== TO BE DONE ==
Copy out each line in the material below that has the word "name".

------------

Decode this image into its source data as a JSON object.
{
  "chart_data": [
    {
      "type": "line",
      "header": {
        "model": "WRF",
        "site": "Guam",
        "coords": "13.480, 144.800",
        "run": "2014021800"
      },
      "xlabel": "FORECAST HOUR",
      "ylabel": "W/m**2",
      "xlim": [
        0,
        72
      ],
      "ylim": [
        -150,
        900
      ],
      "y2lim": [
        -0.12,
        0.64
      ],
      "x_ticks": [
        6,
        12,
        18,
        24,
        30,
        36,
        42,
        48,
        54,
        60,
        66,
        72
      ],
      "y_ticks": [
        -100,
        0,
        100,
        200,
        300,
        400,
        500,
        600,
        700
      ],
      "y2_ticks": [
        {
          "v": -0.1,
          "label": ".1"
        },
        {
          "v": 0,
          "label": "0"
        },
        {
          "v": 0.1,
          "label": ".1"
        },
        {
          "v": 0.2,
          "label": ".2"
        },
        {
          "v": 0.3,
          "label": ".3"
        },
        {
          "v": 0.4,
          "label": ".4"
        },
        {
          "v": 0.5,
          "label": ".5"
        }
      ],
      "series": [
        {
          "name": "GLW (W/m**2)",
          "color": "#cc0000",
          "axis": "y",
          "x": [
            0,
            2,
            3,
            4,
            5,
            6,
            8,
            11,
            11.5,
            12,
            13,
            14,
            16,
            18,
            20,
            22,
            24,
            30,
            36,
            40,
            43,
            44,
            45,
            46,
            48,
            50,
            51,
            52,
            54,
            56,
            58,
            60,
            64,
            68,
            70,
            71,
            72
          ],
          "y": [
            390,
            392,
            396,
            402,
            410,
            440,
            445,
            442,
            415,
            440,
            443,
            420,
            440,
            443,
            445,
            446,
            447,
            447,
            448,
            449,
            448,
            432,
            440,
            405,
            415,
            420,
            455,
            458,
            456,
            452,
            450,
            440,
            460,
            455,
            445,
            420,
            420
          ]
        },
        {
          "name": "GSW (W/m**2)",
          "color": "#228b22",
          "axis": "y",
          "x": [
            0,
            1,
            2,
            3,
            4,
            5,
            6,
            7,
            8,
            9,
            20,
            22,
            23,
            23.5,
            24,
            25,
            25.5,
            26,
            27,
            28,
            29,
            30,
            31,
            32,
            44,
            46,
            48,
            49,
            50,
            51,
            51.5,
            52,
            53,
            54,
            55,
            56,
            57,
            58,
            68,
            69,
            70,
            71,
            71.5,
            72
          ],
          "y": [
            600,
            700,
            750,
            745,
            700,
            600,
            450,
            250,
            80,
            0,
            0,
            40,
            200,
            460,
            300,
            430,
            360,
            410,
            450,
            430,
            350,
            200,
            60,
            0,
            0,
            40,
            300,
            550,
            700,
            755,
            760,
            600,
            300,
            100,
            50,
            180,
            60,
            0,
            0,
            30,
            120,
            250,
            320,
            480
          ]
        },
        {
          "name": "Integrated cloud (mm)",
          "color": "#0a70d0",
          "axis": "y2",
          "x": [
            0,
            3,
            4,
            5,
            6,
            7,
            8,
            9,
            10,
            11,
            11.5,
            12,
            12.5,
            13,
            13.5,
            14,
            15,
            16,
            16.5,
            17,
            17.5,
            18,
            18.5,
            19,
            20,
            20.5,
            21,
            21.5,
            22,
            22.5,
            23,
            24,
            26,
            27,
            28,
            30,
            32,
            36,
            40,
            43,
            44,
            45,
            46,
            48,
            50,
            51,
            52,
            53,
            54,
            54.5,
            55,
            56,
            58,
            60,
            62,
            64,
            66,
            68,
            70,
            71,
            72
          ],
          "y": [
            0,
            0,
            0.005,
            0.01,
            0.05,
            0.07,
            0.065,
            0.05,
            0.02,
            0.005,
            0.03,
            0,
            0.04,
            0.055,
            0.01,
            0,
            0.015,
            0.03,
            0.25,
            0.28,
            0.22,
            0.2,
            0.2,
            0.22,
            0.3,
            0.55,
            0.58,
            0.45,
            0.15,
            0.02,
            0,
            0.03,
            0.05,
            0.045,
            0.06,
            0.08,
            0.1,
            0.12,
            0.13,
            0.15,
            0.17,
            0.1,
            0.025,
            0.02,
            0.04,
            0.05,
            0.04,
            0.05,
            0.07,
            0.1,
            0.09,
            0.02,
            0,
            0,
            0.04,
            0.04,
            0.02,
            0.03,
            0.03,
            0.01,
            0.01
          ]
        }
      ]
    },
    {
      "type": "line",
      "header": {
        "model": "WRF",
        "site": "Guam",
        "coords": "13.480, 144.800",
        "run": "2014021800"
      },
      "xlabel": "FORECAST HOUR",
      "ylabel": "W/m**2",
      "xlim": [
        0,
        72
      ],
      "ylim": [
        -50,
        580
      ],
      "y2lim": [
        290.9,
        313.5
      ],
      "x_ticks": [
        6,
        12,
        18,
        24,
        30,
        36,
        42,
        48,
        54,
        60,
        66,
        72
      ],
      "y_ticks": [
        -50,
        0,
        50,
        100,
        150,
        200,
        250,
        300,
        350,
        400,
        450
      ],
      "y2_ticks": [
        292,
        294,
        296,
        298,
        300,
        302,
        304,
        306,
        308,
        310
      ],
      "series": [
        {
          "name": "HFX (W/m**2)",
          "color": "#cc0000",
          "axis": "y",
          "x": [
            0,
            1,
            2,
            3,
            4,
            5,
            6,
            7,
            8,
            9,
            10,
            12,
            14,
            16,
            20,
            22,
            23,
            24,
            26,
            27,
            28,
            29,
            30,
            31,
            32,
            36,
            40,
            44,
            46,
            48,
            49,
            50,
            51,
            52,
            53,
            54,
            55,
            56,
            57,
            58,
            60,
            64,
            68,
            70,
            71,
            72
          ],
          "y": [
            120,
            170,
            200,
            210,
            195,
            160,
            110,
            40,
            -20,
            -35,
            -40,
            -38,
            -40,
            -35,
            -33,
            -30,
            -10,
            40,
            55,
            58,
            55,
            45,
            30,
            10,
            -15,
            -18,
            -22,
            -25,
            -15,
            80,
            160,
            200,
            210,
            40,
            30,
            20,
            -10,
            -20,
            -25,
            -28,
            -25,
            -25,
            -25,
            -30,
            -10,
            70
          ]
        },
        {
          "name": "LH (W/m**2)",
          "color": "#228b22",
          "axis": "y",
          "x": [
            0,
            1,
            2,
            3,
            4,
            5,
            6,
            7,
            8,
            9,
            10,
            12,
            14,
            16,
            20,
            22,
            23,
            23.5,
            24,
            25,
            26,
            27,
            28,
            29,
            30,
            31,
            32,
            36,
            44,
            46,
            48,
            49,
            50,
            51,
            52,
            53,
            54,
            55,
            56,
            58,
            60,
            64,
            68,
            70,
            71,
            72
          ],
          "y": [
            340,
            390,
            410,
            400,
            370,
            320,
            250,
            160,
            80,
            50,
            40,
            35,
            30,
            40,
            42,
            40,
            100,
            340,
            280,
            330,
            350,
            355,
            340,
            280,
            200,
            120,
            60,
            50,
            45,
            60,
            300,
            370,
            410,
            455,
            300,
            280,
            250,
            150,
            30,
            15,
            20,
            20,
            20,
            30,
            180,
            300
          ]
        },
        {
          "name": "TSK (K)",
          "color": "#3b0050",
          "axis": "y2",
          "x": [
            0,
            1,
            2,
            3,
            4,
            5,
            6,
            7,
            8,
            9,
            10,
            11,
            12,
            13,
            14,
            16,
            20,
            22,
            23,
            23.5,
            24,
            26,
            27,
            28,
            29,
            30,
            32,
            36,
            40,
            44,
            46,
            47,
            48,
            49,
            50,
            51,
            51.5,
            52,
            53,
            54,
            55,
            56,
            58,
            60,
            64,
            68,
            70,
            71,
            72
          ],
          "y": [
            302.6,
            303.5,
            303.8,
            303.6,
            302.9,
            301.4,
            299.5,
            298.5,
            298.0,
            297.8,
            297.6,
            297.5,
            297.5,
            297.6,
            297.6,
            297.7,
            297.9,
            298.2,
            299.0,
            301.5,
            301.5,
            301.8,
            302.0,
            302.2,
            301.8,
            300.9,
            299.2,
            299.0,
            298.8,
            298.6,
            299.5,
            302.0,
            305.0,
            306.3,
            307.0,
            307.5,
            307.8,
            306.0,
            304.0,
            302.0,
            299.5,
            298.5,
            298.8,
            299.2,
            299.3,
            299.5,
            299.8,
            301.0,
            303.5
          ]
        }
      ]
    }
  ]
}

------------

== WRITTEN RESPONSE ==
          "name": "GLW (W/m**2)",
          "name": "GSW (W/m**2)",
          "name": "Integrated cloud (mm)",
          "name": "HFX (W/m**2)",
          "name": "LH (W/m**2)",
          "name": "TSK (K)",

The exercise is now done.